* BEGIN *
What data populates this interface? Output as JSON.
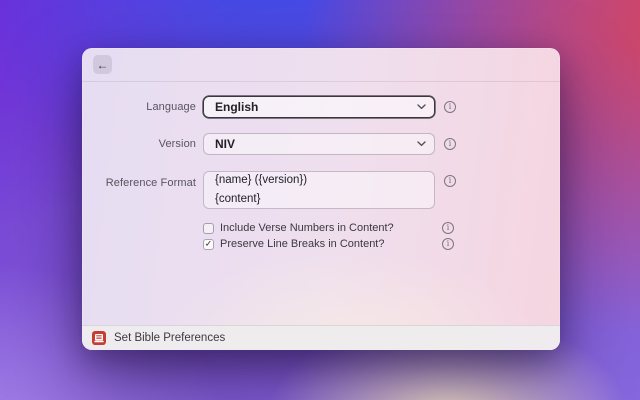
{
  "header": {
    "back_icon": "←"
  },
  "form": {
    "language": {
      "label": "Language",
      "value": "English",
      "focused": true
    },
    "version": {
      "label": "Version",
      "value": "NIV",
      "focused": false
    },
    "reference_format": {
      "label": "Reference Format",
      "line1": "{name} ({version})",
      "line2": "{content}"
    },
    "include_verse_numbers": {
      "label": "Include Verse Numbers in Content?",
      "checked": false
    },
    "preserve_line_breaks": {
      "label": "Preserve Line Breaks in Content?",
      "checked": true
    }
  },
  "icons": {
    "back": "←",
    "info": "i",
    "check": "✓",
    "chevron_down": "⌄"
  },
  "footer": {
    "title": "Set Bible Preferences"
  },
  "colors": {
    "app_icon_red": "#c63d33",
    "bg_violet": "#6d2cda",
    "bg_blue": "#3d4be8",
    "bg_crimson": "#d5455e",
    "bg_warm_glow": "#f8e8c3"
  }
}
* END *
What you need to do:
Retype the listing exactly. Pictures do not belong in the copy.

Result below:
What data populates this interface? Output as JSON.
{
  "header": {
    "back_icon": "←"
  },
  "form": {
    "language": {
      "label": "Language",
      "value": "English",
      "focused": true
    },
    "version": {
      "label": "Version",
      "value": "NIV",
      "focused": false
    },
    "reference_format": {
      "label": "Reference Format",
      "line1": "{name} ({version})",
      "line2": "{content}"
    },
    "include_verse_numbers": {
      "label": "Include Verse Numbers in Content?",
      "checked": false
    },
    "preserve_line_breaks": {
      "label": "Preserve Line Breaks in Content?",
      "checked": true
    }
  },
  "icons": {
    "back": "←",
    "info": "i",
    "check": "✓",
    "chevron_down": "⌄"
  },
  "footer": {
    "title": "Set Bible Preferences"
  },
  "colors": {
    "app_icon_red": "#c63d33",
    "bg_violet": "#6d2cda",
    "bg_blue": "#3d4be8",
    "bg_crimson": "#d5455e",
    "bg_warm_glow": "#f8e8c3"
  }
}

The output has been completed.